Read through the entries below and return each line with the word "name".

─── Data shown

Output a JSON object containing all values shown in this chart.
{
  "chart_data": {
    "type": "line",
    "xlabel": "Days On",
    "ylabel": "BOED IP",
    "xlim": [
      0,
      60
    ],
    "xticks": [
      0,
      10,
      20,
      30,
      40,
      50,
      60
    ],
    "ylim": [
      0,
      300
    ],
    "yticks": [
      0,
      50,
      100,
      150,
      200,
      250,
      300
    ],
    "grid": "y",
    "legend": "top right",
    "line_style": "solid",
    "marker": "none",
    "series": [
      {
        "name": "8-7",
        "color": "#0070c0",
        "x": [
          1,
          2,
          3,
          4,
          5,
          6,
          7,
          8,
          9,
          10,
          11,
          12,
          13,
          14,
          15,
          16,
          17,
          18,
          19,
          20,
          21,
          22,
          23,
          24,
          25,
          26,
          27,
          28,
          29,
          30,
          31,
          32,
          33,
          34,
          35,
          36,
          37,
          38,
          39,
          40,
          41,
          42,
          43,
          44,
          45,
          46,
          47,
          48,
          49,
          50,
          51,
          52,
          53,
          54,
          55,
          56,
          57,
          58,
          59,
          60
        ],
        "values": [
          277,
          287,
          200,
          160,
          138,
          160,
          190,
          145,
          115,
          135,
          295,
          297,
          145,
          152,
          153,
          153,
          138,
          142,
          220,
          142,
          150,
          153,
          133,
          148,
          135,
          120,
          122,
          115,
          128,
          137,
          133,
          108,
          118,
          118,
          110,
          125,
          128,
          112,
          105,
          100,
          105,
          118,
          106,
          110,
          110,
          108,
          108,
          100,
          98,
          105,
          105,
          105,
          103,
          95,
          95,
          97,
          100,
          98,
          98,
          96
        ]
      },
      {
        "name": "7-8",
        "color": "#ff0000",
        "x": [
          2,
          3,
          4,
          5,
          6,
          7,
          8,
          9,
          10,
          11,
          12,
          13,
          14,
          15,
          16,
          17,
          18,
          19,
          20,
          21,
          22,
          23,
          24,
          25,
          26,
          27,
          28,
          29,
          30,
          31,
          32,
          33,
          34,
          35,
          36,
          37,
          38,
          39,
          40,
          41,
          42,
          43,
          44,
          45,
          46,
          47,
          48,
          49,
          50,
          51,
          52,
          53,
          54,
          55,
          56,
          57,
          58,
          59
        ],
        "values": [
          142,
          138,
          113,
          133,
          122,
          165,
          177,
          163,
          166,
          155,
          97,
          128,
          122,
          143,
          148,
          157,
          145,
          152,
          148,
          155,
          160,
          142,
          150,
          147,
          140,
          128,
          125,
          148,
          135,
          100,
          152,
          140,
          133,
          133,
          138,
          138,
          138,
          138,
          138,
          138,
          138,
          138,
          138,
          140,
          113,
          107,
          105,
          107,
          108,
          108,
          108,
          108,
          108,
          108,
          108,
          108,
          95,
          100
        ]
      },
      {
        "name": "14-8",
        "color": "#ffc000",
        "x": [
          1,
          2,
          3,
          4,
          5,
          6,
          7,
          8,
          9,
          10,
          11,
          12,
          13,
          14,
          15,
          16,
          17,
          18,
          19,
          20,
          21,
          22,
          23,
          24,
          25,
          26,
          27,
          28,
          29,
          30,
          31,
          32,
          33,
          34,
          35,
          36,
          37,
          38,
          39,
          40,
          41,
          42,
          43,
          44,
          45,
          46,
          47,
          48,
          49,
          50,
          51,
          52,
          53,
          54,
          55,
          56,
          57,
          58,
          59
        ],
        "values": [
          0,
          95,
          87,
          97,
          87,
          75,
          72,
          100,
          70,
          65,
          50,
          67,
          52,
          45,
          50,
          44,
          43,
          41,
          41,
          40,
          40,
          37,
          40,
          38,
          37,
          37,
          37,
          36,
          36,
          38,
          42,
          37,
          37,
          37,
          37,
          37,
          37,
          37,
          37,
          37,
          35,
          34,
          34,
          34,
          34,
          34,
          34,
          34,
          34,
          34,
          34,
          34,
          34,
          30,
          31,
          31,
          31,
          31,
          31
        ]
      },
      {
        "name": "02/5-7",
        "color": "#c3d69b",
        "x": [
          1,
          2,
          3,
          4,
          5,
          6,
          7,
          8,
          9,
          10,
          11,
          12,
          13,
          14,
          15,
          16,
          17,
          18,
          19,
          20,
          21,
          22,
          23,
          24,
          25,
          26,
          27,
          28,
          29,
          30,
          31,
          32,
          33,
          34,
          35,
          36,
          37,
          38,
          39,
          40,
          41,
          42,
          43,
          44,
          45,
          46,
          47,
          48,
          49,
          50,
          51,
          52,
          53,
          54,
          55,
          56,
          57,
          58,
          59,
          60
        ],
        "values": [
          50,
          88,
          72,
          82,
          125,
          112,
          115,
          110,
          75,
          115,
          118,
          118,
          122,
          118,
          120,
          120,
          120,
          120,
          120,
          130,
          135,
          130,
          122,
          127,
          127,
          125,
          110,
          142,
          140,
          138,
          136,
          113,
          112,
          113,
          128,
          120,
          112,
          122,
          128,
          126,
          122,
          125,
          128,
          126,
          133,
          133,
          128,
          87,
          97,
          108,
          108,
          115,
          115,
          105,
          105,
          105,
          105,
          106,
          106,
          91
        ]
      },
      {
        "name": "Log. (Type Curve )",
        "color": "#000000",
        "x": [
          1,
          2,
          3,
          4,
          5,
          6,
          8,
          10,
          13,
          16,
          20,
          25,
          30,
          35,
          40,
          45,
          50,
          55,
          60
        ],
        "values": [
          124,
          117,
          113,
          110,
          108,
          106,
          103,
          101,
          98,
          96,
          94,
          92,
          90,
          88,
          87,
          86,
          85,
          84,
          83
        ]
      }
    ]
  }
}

──────

> _Result of the exercise_
        "name": "8-7",
        "name": "7-8",
        "name": "14-8",
        "name": "02/5-7",
        "name": "Log. (Type Curve )",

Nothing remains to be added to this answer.